GIVEN EXERCISE: Repeat the listing word for word. No pictures belong in the copy.

SUPPLIED INFORMATION:
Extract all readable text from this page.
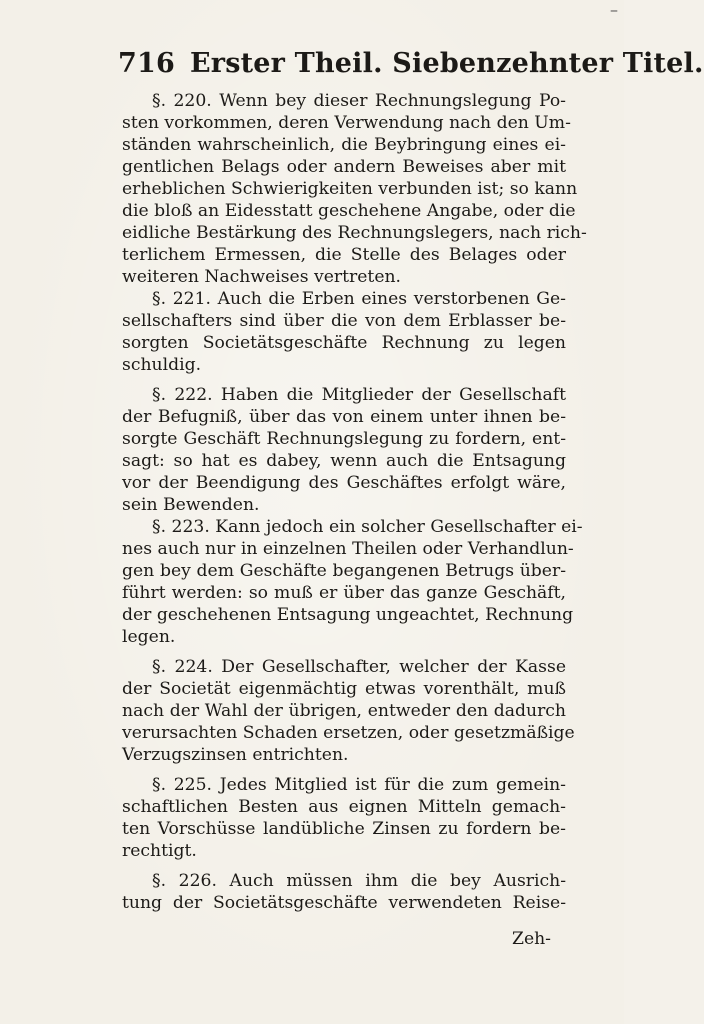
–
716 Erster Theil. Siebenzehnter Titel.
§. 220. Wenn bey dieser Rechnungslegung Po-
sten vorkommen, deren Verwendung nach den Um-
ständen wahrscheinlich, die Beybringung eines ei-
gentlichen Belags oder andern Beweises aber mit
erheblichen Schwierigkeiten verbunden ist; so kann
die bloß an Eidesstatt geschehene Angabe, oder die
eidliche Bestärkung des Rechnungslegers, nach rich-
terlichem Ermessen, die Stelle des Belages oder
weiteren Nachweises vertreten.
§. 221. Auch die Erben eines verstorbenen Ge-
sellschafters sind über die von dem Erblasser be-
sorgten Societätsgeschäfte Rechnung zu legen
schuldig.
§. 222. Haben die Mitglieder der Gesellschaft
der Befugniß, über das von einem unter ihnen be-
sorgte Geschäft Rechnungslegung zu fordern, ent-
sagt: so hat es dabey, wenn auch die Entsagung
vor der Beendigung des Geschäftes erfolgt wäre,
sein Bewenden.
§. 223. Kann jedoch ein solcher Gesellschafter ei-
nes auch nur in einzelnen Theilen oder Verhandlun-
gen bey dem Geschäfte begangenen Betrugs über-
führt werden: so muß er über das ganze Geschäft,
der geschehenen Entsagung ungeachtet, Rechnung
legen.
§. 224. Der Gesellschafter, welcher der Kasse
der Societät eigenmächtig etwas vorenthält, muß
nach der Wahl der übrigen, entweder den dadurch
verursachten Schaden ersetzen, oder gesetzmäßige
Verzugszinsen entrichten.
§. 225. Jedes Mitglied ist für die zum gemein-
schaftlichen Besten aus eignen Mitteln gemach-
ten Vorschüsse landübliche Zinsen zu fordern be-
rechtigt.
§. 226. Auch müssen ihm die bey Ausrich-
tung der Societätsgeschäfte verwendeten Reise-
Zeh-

THE COMPLETED TASK:
Extract all readable text from this page.
–
716 Erster Theil. Siebenzehnter Titel.
§. 220. Wenn bey dieser Rechnungslegung Po-
sten vorkommen, deren Verwendung nach den Um-
ständen wahrscheinlich, die Beybringung eines ei-
gentlichen Belags oder andern Beweises aber mit
erheblichen Schwierigkeiten verbunden ist; so kann
die bloß an Eidesstatt geschehene Angabe, oder die
eidliche Bestärkung des Rechnungslegers, nach rich-
terlichem Ermessen, die Stelle des Belages oder
weiteren Nachweises vertreten.
§. 221. Auch die Erben eines verstorbenen Ge-
sellschafters sind über die von dem Erblasser be-
sorgten Societätsgeschäfte Rechnung zu legen
schuldig.
§. 222. Haben die Mitglieder der Gesellschaft
der Befugniß, über das von einem unter ihnen be-
sorgte Geschäft Rechnungslegung zu fordern, ent-
sagt: so hat es dabey, wenn auch die Entsagung
vor der Beendigung des Geschäftes erfolgt wäre,
sein Bewenden.
§. 223. Kann jedoch ein solcher Gesellschafter ei-
nes auch nur in einzelnen Theilen oder Verhandlun-
gen bey dem Geschäfte begangenen Betrugs über-
führt werden: so muß er über das ganze Geschäft,
der geschehenen Entsagung ungeachtet, Rechnung
legen.
§. 224. Der Gesellschafter, welcher der Kasse
der Societät eigenmächtig etwas vorenthält, muß
nach der Wahl der übrigen, entweder den dadurch
verursachten Schaden ersetzen, oder gesetzmäßige
Verzugszinsen entrichten.
§. 225. Jedes Mitglied ist für die zum gemein-
schaftlichen Besten aus eignen Mitteln gemach-
ten Vorschüsse landübliche Zinsen zu fordern be-
rechtigt.
§. 226. Auch müssen ihm die bey Ausrich-
tung der Societätsgeschäfte verwendeten Reise-
Zeh-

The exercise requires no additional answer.